What you need to do:
Copy all lines in which the word "VIỆC" can be found.

Figure record extracts:
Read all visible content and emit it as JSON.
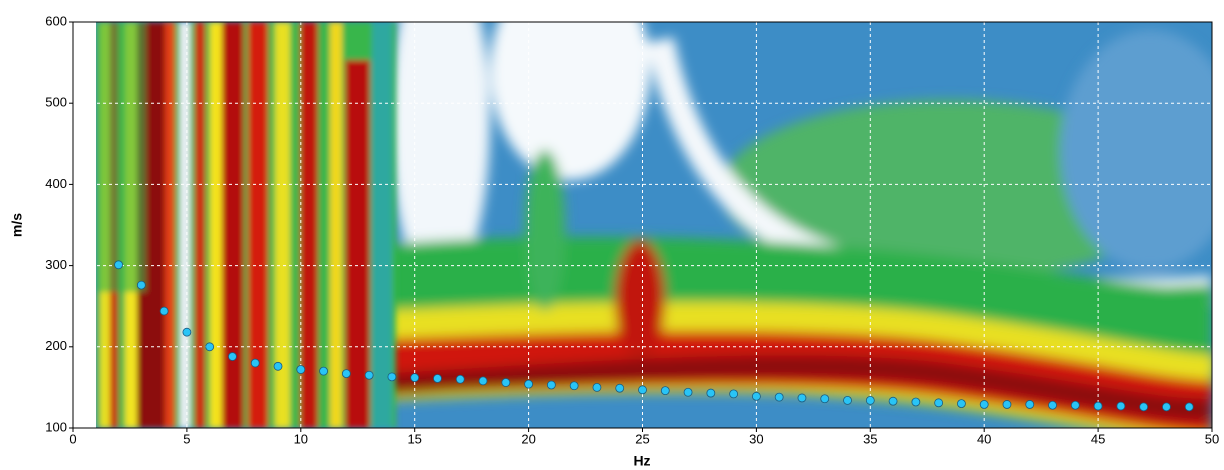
{
  "chart_data": {
    "type": "scatter",
    "x_label": "Hz",
    "y_label": "m/s",
    "x": [
      2,
      3,
      4,
      5,
      6,
      7,
      8,
      9,
      10,
      11,
      12,
      13,
      14,
      15,
      16,
      17,
      18,
      19,
      20,
      21,
      22,
      23,
      24,
      25,
      26,
      27,
      28,
      29,
      30,
      31,
      32,
      33,
      34,
      35,
      36,
      37,
      38,
      39,
      40,
      41,
      42,
      43,
      44,
      45,
      46,
      47,
      48,
      49
    ],
    "values": [
      301,
      276,
      244,
      218,
      200,
      188,
      180,
      176,
      172,
      170,
      167,
      165,
      163,
      162,
      161,
      160,
      158,
      156,
      154,
      153,
      152,
      150,
      149,
      147,
      146,
      144,
      143,
      142,
      139,
      138,
      137,
      136,
      134,
      134,
      133,
      132,
      131,
      130,
      129,
      129,
      129,
      128,
      128,
      127,
      127,
      126,
      126,
      126
    ],
    "color": "#29c4f6",
    "xlim": [
      0,
      50
    ],
    "xticks": [
      0,
      5,
      10,
      15,
      20,
      25,
      30,
      35,
      40,
      45,
      50
    ],
    "ylim": [
      100,
      600
    ],
    "yticks": [
      100,
      200,
      300,
      400,
      500,
      600
    ],
    "grid": true
  }
}
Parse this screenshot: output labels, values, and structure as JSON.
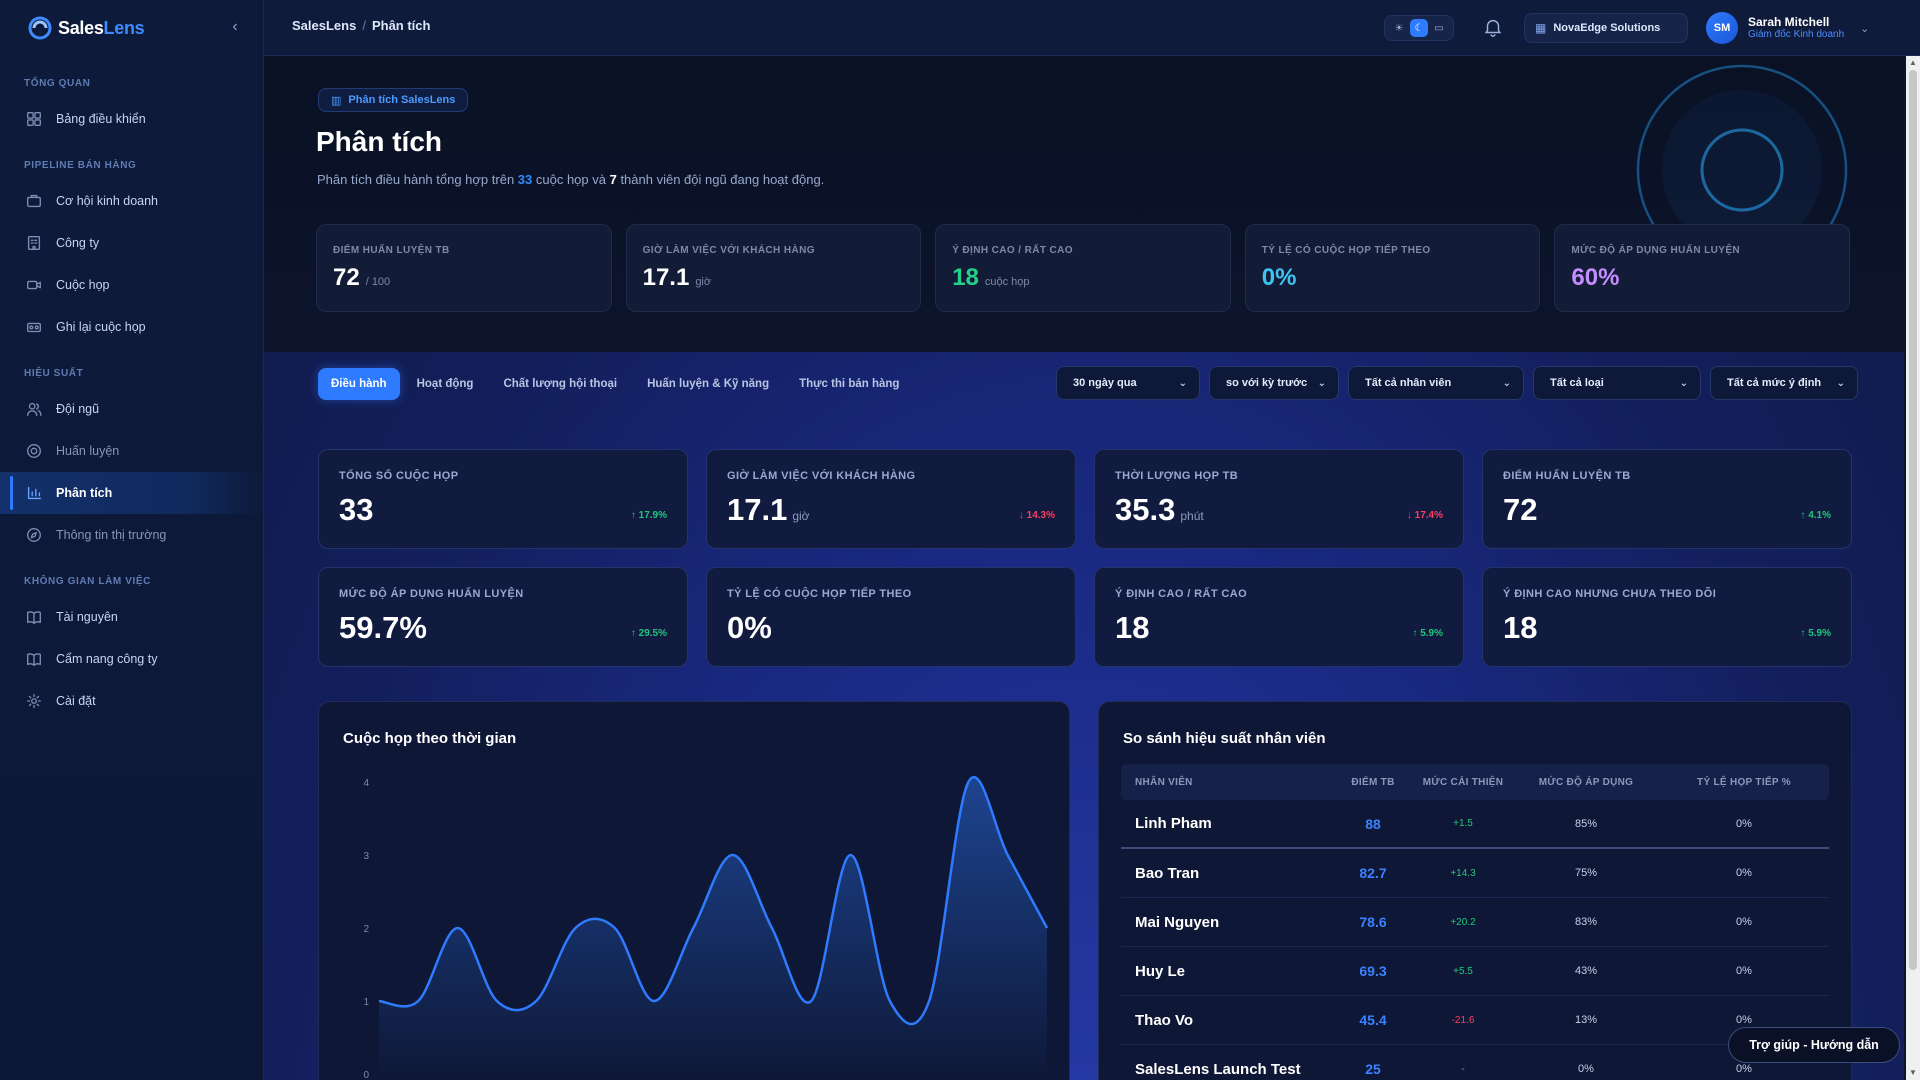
{
  "app": {
    "logo_a": "Sales",
    "logo_b": "Lens"
  },
  "sidebar": {
    "sections": [
      {
        "title": "TỔNG QUAN",
        "items": [
          {
            "label": "Bảng điều khiển",
            "icon": "dashboard-icon"
          }
        ]
      },
      {
        "title": "PIPELINE BÁN HÀNG",
        "items": [
          {
            "label": "Cơ hội kinh doanh",
            "icon": "briefcase-icon"
          },
          {
            "label": "Công ty",
            "icon": "building-icon"
          },
          {
            "label": "Cuộc họp",
            "icon": "video-icon"
          },
          {
            "label": "Ghi lại cuộc họp",
            "icon": "recorder-icon"
          }
        ]
      },
      {
        "title": "HIỆU SUẤT",
        "items": [
          {
            "label": "Đội ngũ",
            "icon": "users-icon"
          },
          {
            "label": "Huấn luyện",
            "icon": "target-icon"
          },
          {
            "label": "Phân tích",
            "icon": "bar-chart-icon",
            "active": true
          },
          {
            "label": "Thông tin thị trường",
            "icon": "compass-icon"
          }
        ]
      },
      {
        "title": "KHÔNG GIAN LÀM VIỆC",
        "items": [
          {
            "label": "Tài nguyên",
            "icon": "book-icon"
          },
          {
            "label": "Cẩm nang công ty",
            "icon": "handbook-icon"
          },
          {
            "label": "Cài đặt",
            "icon": "gear-icon"
          }
        ]
      }
    ]
  },
  "topbar": {
    "breadcrumb": [
      "SalesLens",
      "Phân tích"
    ],
    "org": "NovaEdge Solutions",
    "user": {
      "initials": "SM",
      "name": "Sarah Mitchell",
      "role": "Giám đốc Kinh doanh"
    }
  },
  "hero": {
    "badge": "Phân tích SalesLens",
    "title": "Phân tích",
    "subtitle_parts": [
      "Phân tích điều hành tổng hợp trên ",
      "33",
      " cuộc họp và ",
      "7",
      " thành viên đội ngũ đang hoạt động."
    ],
    "kpis": [
      {
        "label": "ĐIỂM HUẤN LUYỆN TB",
        "value": "72",
        "unit": "/ 100",
        "color": "white"
      },
      {
        "label": "GIỜ LÀM VIỆC VỚI KHÁCH HÀNG",
        "value": "17.1",
        "unit": "giờ",
        "color": "white"
      },
      {
        "label": "Ý ĐỊNH CAO / RẤT CAO",
        "value": "18",
        "unit": "cuộc họp",
        "color": "green"
      },
      {
        "label": "TỶ LỆ CÓ CUỘC HỌP TIẾP THEO",
        "value": "0%",
        "unit": "",
        "color": "cyan"
      },
      {
        "label": "MỨC ĐỘ ÁP DỤNG HUẤN LUYỆN",
        "value": "60%",
        "unit": "",
        "color": "purple"
      }
    ]
  },
  "tabs": [
    "Điều hành",
    "Hoạt động",
    "Chất lượng hội thoại",
    "Huấn luyện & Kỹ năng",
    "Thực thi bán hàng"
  ],
  "active_tab": 0,
  "filters": [
    {
      "value": "30 ngày qua",
      "width": 144
    },
    {
      "value": "so với kỳ trước",
      "width": 130
    },
    {
      "value": "Tất cả nhân viên",
      "width": 176
    },
    {
      "value": "Tất cả loại",
      "width": 168
    },
    {
      "value": "Tất cả mức ý định",
      "width": 148
    }
  ],
  "kpis": [
    {
      "label": "TỔNG SỐ CUỘC HỌP",
      "value": "33",
      "unit": "",
      "delta": "↑ 17.9%",
      "dir": "up"
    },
    {
      "label": "GIỜ LÀM VIỆC VỚI KHÁCH HÀNG",
      "value": "17.1",
      "unit": "giờ",
      "delta": "↓ 14.3%",
      "dir": "down"
    },
    {
      "label": "THỜI LƯỢNG HỌP TB",
      "value": "35.3",
      "unit": "phút",
      "delta": "↓ 17.4%",
      "dir": "down"
    },
    {
      "label": "ĐIỂM HUẤN LUYỆN TB",
      "value": "72",
      "unit": "",
      "delta": "↑ 4.1%",
      "dir": "up"
    },
    {
      "label": "MỨC ĐỘ ÁP DỤNG HUẤN LUYỆN",
      "value": "59.7%",
      "unit": "",
      "delta": "↑ 29.5%",
      "dir": "up"
    },
    {
      "label": "TỶ LỆ CÓ CUỘC HỌP TIẾP THEO",
      "value": "0%",
      "unit": "",
      "delta": "",
      "dir": "up"
    },
    {
      "label": "Ý ĐỊNH CAO / RẤT CAO",
      "value": "18",
      "unit": "",
      "delta": "↑ 5.9%",
      "dir": "up"
    },
    {
      "label": "Ý ĐỊNH CAO NHƯNG CHƯA THEO DÕI",
      "value": "18",
      "unit": "",
      "delta": "↑ 5.9%",
      "dir": "up"
    }
  ],
  "meetings_chart": {
    "title": "Cuộc họp theo thời gian",
    "chart_data": {
      "type": "area",
      "title": "Cuộc họp theo thời gian",
      "y_ticks": [
        0,
        1,
        2,
        3,
        4
      ],
      "ylim": [
        0,
        4
      ],
      "values": [
        1,
        1,
        2,
        1,
        1,
        2,
        2,
        1,
        2,
        3,
        2,
        1,
        3,
        1,
        1,
        4,
        3,
        2
      ],
      "line_color": "#2f7bff"
    }
  },
  "performance_table": {
    "title": "So sánh hiệu suất nhân viên",
    "columns": [
      "NHÂN VIÊN",
      "ĐIỂM TB",
      "MỨC CẢI THIỆN",
      "MỨC ĐỘ ÁP DỤNG",
      "TỶ LỆ HỌP TIẾP %"
    ],
    "rows": [
      {
        "name": "Linh Pham",
        "score": "88",
        "improvement": "+1.5",
        "trend": "pos",
        "adoption": "85%",
        "followup": "0%"
      },
      {
        "name": "Bao Tran",
        "score": "82.7",
        "improvement": "+14.3",
        "trend": "pos",
        "adoption": "75%",
        "followup": "0%"
      },
      {
        "name": "Mai Nguyen",
        "score": "78.6",
        "improvement": "+20.2",
        "trend": "pos",
        "adoption": "83%",
        "followup": "0%"
      },
      {
        "name": "Huy Le",
        "score": "69.3",
        "improvement": "+5.5",
        "trend": "pos",
        "adoption": "43%",
        "followup": "0%"
      },
      {
        "name": "Thao Vo",
        "score": "45.4",
        "improvement": "-21.6",
        "trend": "neg",
        "adoption": "13%",
        "followup": "0%"
      },
      {
        "name": "SalesLens Launch Test",
        "score": "25",
        "improvement": "-",
        "trend": "neu",
        "adoption": "0%",
        "followup": "0%"
      }
    ]
  },
  "help": {
    "label": "Trợ giúp - Hướng dẫn"
  }
}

Complete answer:
        "title": "KHÔNG GIAN LÀM VIỆC",
        "label": "GIỜ LÀM VIỆC VỚI KHÁCH HÀNG",
      "label": "GIỜ LÀM VIỆC VỚI KHÁCH HÀNG",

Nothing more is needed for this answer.